- _WORK INSTRUCTIONS_
How many of the lines below include "açısal"? Give the number and no other words.

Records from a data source

-- start --

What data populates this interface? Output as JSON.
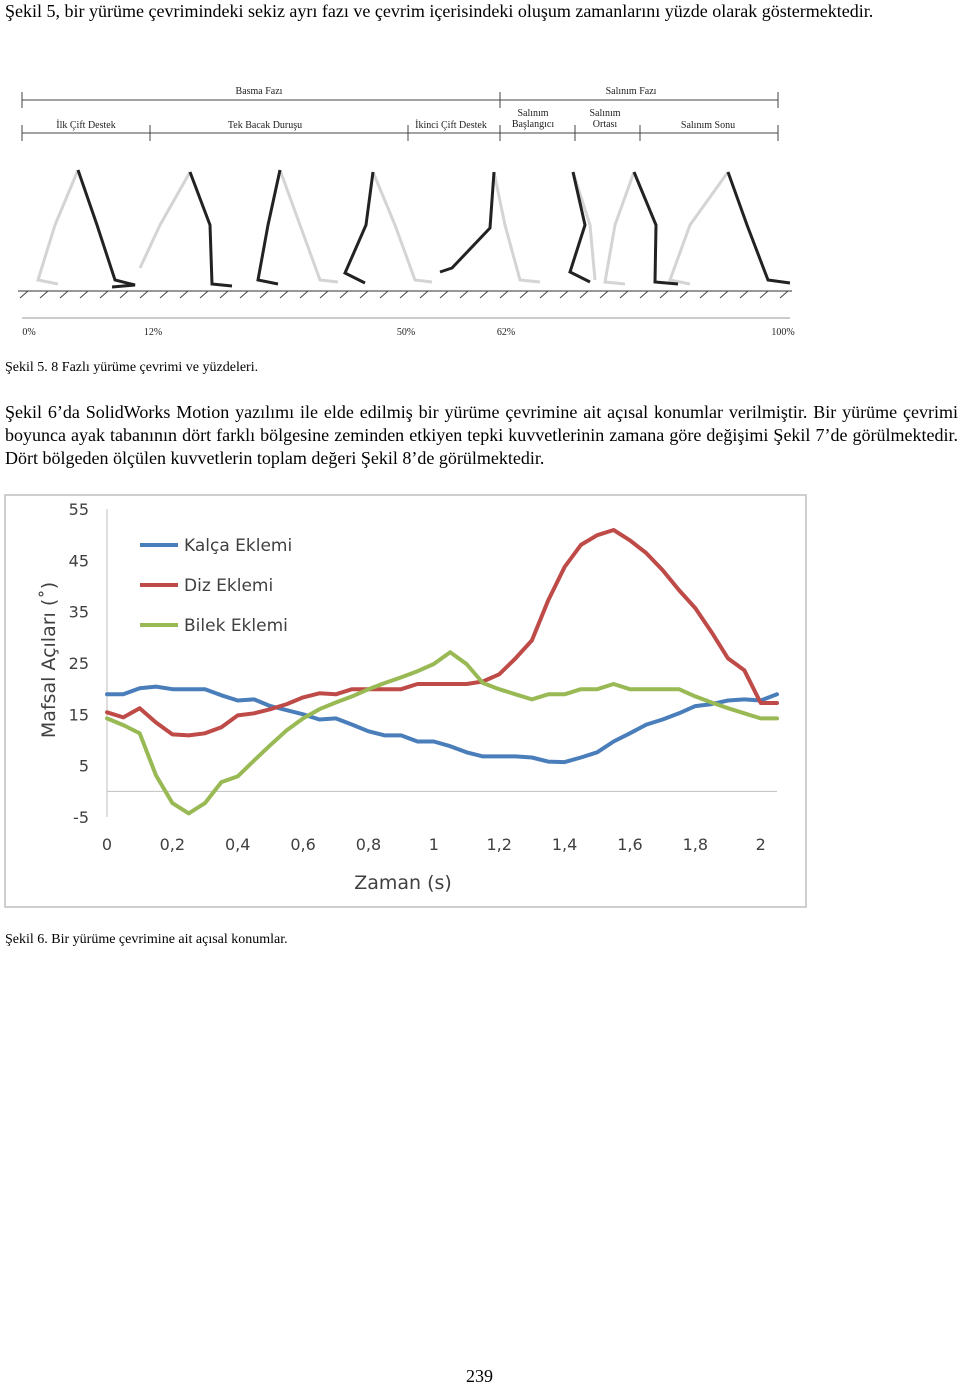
{
  "intro": "Şekil 5, bir yürüme çevrimindeki sekiz ayrı fazı ve çevrim içerisindeki oluşum zamanlarını yüzde olarak göstermektedir.",
  "figure5": {
    "phases": [
      "Basma Fazı",
      "Salınım Fazı"
    ],
    "subphases": [
      [
        "İlk Çift Destek"
      ],
      [
        "Tek Bacak Duruşu"
      ],
      [
        "İkinci Çift Destek"
      ],
      [
        "Salınım",
        "Başlangıcı"
      ],
      [
        "Salınım",
        "Ortası"
      ],
      [
        "Salınım Sonu"
      ]
    ],
    "percents": [
      "0%",
      "12%",
      "50%",
      "62%",
      "100%"
    ],
    "caption": "Şekil 5. 8 Fazlı yürüme çevrimi ve yüzdeleri."
  },
  "paragraph": "Şekil 6’da SolidWorks Motion yazılımı ile elde edilmiş bir yürüme çevrimine ait açısal konumlar verilmiştir. Bir yürüme çevrimi boyunca ayak tabanının dört farklı bölgesine zeminden etkiyen tepki kuvvetlerinin zamana göre değişimi Şekil 7’de görülmektedir. Dört bölgeden ölçülen kuvvetlerin toplam değeri Şekil 8’de görülmektedir.",
  "chart_data": {
    "type": "line",
    "x_label": "Zaman (s)",
    "y_label": "Mafsal Açıları (˚)",
    "x": [
      0,
      0.05,
      0.1,
      0.15,
      0.2,
      0.25,
      0.3,
      0.35,
      0.4,
      0.45,
      0.5,
      0.55,
      0.6,
      0.65,
      0.7,
      0.75,
      0.8,
      0.85,
      0.9,
      0.95,
      1,
      1.05,
      1.1,
      1.15,
      1.2,
      1.25,
      1.3,
      1.35,
      1.4,
      1.45,
      1.5,
      1.55,
      1.6,
      1.65,
      1.7,
      1.75,
      1.8,
      1.85,
      1.9,
      1.95,
      2,
      2.05
    ],
    "series": [
      {
        "name": "Kalça Eklemi",
        "color": "#4a7ebb",
        "values": [
          18.9,
          18.9,
          20.1,
          20.4,
          19.9,
          19.9,
          19.9,
          18.7,
          17.7,
          17.9,
          16.6,
          15.8,
          15,
          14,
          14.2,
          13,
          11.7,
          10.9,
          10.9,
          9.7,
          9.7,
          8.8,
          7.6,
          6.8,
          6.8,
          6.8,
          6.6,
          5.8,
          5.7,
          6.6,
          7.6,
          9.7,
          11.3,
          13,
          14,
          15.2,
          16.6,
          17,
          17.7,
          17.9,
          17.7,
          18.9
        ]
      },
      {
        "name": "Diz Eklemi",
        "color": "#be4b48",
        "values": [
          15.4,
          14.4,
          16.2,
          13.4,
          11.1,
          10.9,
          11.3,
          12.5,
          14.8,
          15.2,
          16,
          17,
          18.3,
          19.1,
          18.9,
          19.9,
          19.9,
          19.9,
          19.9,
          20.9,
          20.9,
          20.9,
          20.9,
          21.4,
          22.8,
          25.9,
          29.4,
          37.2,
          43.7,
          48,
          49.9,
          50.9,
          48.9,
          46.4,
          43.1,
          39.2,
          35.7,
          31,
          25.9,
          23.6,
          17.2,
          17.2
        ]
      },
      {
        "name": "Bilek Eklemi",
        "color": "#98b954",
        "values": [
          14.2,
          12.9,
          11.3,
          3.1,
          -2.3,
          -4.3,
          -2.3,
          1.8,
          2.9,
          6,
          9,
          11.9,
          14.2,
          16,
          17.3,
          18.5,
          19.9,
          21.1,
          22.2,
          23.4,
          24.8,
          27.1,
          24.8,
          21.1,
          19.9,
          18.9,
          17.9,
          18.9,
          18.9,
          19.9,
          19.9,
          20.9,
          19.9,
          19.9,
          19.9,
          19.9,
          18.5,
          17.3,
          16.2,
          15.2,
          14.2,
          14.2
        ]
      }
    ],
    "xlim": [
      0,
      2.05
    ],
    "xticks": [
      0,
      {
        "value": 0.2,
        "label": "0,2"
      },
      {
        "value": 0.4,
        "label": "0,4"
      },
      {
        "value": 0.6,
        "label": "0,6"
      },
      {
        "value": 0.8,
        "label": "0,8"
      },
      1,
      {
        "value": 1.2,
        "label": "1,2"
      },
      {
        "value": 1.4,
        "label": "1,4"
      },
      {
        "value": 1.6,
        "label": "1,6"
      },
      {
        "value": 1.8,
        "label": "1,8"
      },
      2
    ],
    "ylim": [
      -5,
      55
    ],
    "yticks": [
      55,
      45,
      35,
      25,
      15,
      5,
      -5
    ],
    "grid": false
  },
  "figure6_caption": "Şekil 6. Bir yürüme çevrimine ait açısal konumlar.",
  "page_number": "239"
}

-- end --

- _ANSWER IN FULL_
2